• SOURCE DATA:
#####

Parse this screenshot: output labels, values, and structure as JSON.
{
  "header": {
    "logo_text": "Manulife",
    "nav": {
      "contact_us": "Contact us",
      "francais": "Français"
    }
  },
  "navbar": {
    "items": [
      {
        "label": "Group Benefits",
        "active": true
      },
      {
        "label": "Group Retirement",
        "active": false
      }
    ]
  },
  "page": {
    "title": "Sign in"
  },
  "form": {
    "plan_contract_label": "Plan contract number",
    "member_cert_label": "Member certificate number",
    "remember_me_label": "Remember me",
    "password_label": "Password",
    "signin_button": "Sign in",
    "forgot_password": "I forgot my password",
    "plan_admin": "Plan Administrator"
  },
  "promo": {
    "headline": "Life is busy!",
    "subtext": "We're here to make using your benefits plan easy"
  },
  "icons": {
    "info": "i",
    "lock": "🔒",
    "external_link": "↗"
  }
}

#####

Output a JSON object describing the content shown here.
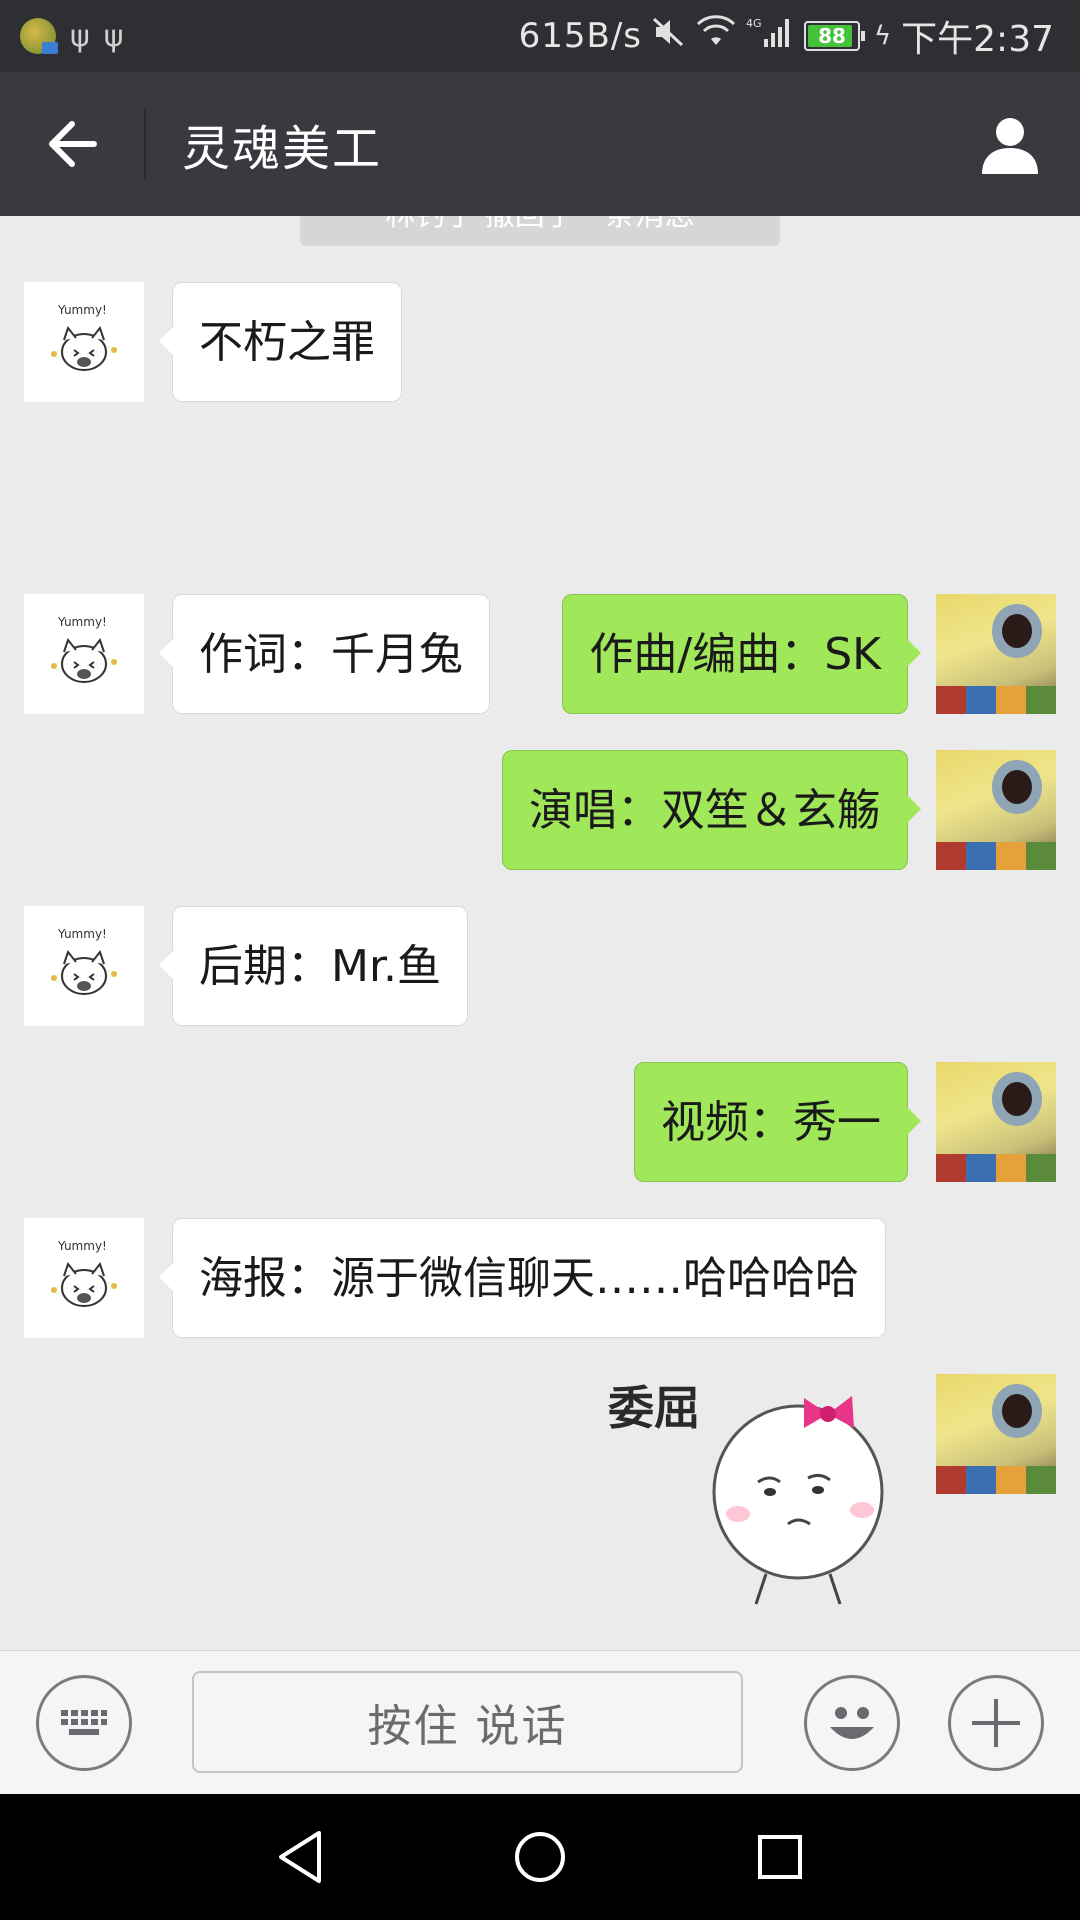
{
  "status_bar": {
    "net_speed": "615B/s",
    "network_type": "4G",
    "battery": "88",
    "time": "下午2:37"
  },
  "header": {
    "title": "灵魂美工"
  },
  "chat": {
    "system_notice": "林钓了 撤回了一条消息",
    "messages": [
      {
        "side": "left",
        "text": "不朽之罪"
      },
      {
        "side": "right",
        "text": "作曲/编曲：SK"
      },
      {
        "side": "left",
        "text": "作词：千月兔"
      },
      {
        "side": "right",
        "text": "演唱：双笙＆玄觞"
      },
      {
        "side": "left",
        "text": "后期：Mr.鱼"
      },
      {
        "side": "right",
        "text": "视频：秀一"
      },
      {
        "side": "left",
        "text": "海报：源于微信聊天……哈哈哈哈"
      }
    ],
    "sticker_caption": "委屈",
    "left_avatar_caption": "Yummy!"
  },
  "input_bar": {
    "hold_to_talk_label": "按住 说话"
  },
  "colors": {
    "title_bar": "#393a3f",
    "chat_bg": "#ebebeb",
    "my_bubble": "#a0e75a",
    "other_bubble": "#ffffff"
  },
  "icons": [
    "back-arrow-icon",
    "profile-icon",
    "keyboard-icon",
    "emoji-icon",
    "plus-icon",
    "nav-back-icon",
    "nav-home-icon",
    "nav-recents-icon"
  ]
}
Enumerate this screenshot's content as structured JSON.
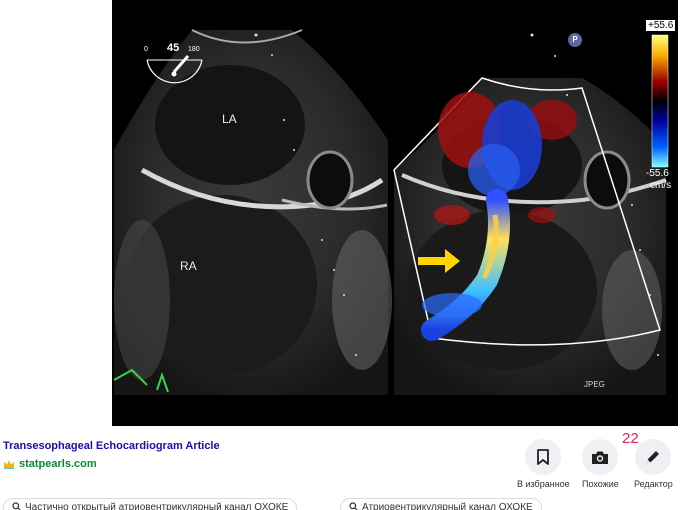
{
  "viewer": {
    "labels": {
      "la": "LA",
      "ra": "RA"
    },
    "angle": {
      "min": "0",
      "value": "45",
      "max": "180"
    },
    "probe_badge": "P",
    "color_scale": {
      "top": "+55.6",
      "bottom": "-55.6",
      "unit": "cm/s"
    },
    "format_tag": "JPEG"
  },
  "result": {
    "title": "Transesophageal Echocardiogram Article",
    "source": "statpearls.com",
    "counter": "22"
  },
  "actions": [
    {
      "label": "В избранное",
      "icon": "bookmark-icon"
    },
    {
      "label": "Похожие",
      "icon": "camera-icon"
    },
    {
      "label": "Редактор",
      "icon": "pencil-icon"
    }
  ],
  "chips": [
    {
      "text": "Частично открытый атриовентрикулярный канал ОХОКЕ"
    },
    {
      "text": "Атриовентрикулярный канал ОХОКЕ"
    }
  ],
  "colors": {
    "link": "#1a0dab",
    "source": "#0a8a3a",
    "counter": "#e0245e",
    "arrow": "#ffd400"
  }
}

#####

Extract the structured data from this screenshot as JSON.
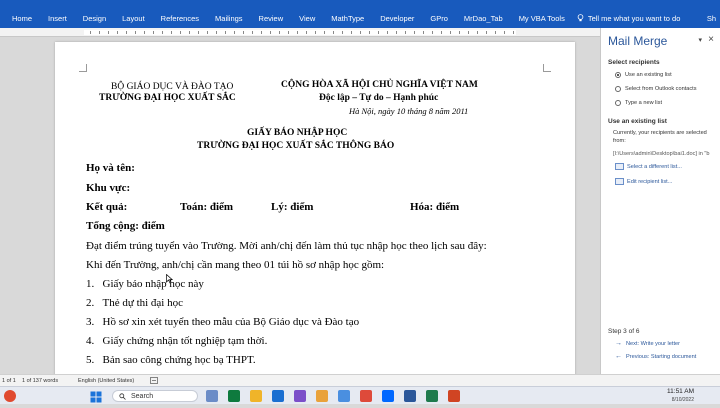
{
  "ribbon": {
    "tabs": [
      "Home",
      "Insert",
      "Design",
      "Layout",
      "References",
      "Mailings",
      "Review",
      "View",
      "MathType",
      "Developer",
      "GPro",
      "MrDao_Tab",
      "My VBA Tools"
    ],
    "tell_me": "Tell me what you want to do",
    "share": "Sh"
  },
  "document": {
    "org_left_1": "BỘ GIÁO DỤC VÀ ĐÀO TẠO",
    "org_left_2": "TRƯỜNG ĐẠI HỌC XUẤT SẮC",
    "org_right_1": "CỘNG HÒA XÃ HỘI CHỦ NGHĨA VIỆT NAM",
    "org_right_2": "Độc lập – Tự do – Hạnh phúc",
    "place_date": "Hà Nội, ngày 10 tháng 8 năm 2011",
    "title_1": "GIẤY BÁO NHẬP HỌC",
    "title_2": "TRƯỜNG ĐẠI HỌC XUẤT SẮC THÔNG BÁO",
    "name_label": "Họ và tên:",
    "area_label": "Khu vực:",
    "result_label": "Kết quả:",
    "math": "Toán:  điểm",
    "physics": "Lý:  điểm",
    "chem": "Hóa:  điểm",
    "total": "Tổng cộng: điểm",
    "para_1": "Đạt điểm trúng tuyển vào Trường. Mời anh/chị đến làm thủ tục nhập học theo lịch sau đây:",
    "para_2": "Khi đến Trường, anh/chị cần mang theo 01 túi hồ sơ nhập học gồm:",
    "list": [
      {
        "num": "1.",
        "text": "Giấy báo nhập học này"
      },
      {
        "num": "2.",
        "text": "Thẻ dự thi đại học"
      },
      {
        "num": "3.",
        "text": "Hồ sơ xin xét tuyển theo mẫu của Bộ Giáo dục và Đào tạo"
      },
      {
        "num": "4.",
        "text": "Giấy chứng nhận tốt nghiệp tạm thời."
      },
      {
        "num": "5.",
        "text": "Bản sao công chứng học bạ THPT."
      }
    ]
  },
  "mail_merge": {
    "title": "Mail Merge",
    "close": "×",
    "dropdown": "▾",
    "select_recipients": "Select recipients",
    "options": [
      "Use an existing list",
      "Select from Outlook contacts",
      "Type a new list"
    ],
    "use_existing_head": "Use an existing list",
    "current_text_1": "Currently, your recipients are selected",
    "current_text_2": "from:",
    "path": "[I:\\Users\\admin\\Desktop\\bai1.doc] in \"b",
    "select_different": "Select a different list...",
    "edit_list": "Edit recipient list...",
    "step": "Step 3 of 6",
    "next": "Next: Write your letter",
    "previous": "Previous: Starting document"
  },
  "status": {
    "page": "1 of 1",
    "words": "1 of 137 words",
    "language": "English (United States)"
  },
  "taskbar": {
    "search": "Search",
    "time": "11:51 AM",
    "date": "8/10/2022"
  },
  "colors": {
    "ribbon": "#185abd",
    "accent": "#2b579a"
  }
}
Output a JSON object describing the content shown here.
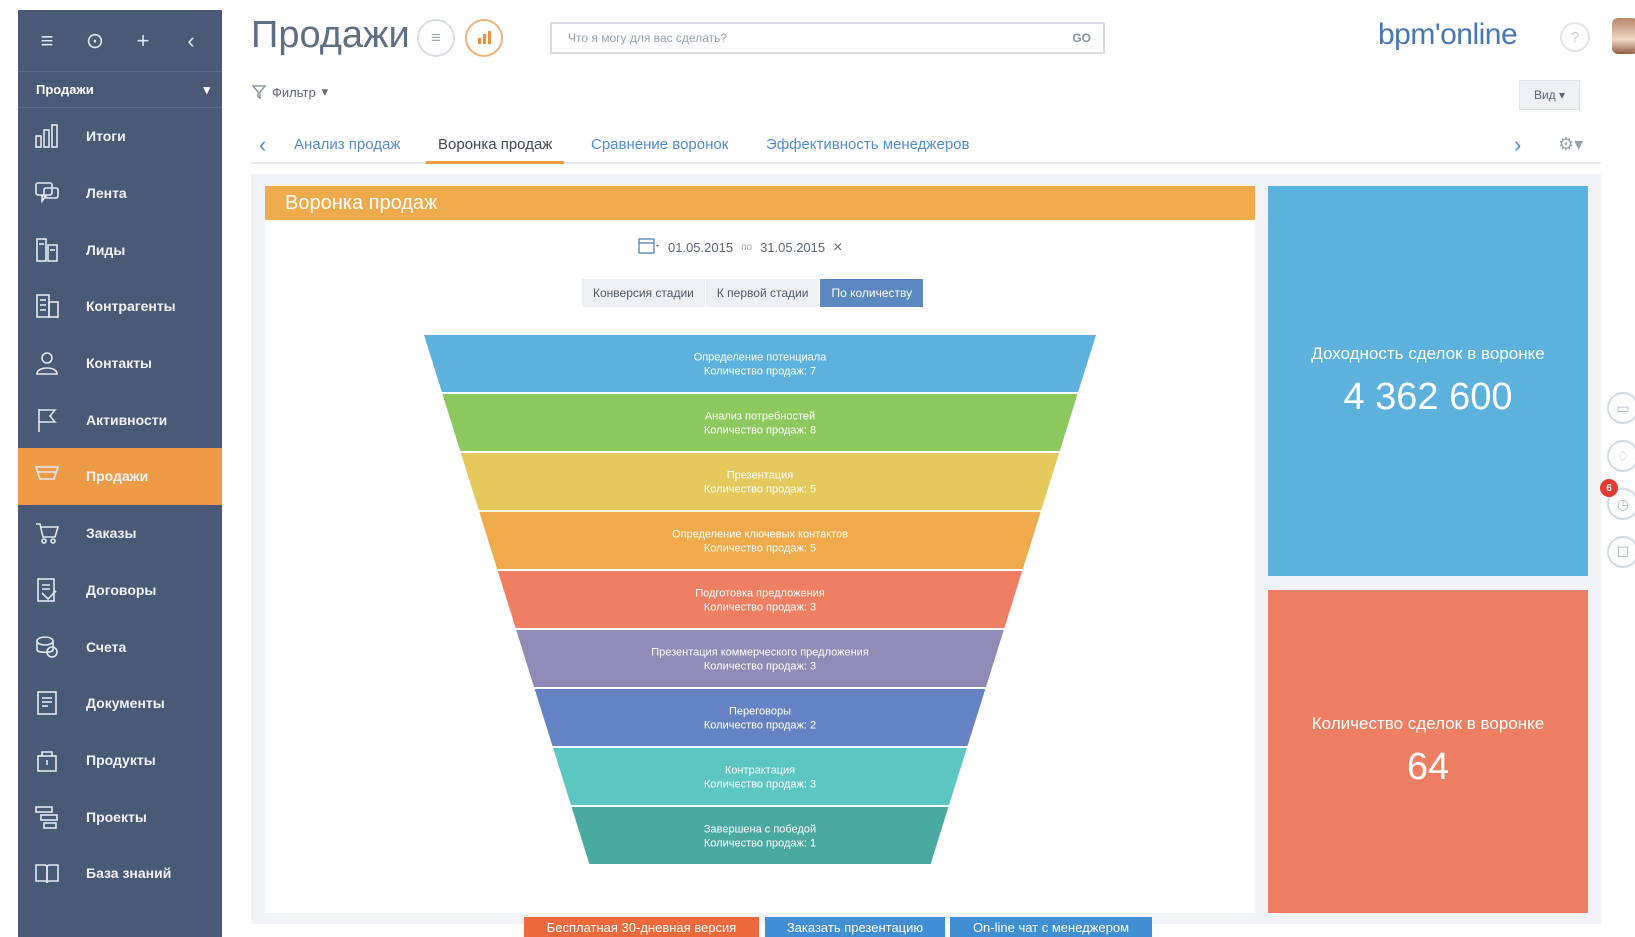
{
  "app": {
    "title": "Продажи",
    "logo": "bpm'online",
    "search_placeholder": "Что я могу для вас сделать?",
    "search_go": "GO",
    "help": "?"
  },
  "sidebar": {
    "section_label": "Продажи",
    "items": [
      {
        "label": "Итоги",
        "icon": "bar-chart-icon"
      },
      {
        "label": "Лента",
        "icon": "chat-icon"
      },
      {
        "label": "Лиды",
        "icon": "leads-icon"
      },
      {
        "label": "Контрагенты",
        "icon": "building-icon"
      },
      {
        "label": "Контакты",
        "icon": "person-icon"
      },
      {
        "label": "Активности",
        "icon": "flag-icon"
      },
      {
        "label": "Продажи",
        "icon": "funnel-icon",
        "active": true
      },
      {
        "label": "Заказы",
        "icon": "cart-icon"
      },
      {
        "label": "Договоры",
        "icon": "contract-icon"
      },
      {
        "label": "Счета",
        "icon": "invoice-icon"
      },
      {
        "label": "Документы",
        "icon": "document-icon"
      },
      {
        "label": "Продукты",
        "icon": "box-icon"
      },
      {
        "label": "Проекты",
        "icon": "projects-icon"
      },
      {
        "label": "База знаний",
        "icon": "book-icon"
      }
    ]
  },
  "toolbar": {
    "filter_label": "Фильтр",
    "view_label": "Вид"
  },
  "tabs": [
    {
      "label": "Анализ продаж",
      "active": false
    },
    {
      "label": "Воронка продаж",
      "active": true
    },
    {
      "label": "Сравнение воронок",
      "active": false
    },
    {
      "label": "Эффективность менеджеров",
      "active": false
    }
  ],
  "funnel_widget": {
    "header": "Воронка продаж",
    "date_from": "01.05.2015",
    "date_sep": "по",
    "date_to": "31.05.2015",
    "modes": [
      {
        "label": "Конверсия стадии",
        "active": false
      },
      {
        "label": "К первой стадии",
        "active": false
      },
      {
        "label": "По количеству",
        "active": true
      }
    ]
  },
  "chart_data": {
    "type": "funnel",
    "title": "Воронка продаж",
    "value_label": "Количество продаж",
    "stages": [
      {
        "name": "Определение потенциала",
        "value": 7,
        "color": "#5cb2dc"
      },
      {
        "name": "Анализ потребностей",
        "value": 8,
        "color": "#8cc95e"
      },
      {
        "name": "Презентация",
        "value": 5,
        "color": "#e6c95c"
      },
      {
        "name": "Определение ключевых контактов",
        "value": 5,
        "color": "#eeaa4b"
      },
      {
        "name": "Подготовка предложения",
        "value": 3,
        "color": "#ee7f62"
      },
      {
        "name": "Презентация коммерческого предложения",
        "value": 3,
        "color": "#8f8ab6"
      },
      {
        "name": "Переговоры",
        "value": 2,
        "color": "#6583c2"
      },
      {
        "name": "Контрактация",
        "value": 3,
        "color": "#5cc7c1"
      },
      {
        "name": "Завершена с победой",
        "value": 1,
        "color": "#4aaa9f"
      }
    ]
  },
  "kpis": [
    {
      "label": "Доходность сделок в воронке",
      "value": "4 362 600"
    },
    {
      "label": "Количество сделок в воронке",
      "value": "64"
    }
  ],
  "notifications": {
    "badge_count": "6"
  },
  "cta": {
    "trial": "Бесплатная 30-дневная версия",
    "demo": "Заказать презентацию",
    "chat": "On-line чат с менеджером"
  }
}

#####

• WHAT NEEDS TO BE DONE:
Pull out all lines from the entries above that include the word "chứng".

• RESULT OF THE TASK:
        "text": "Giấy chứng nhận tốt nghiệp tạm thời."
        "text": "Bản sao công chứng học bạ THPT."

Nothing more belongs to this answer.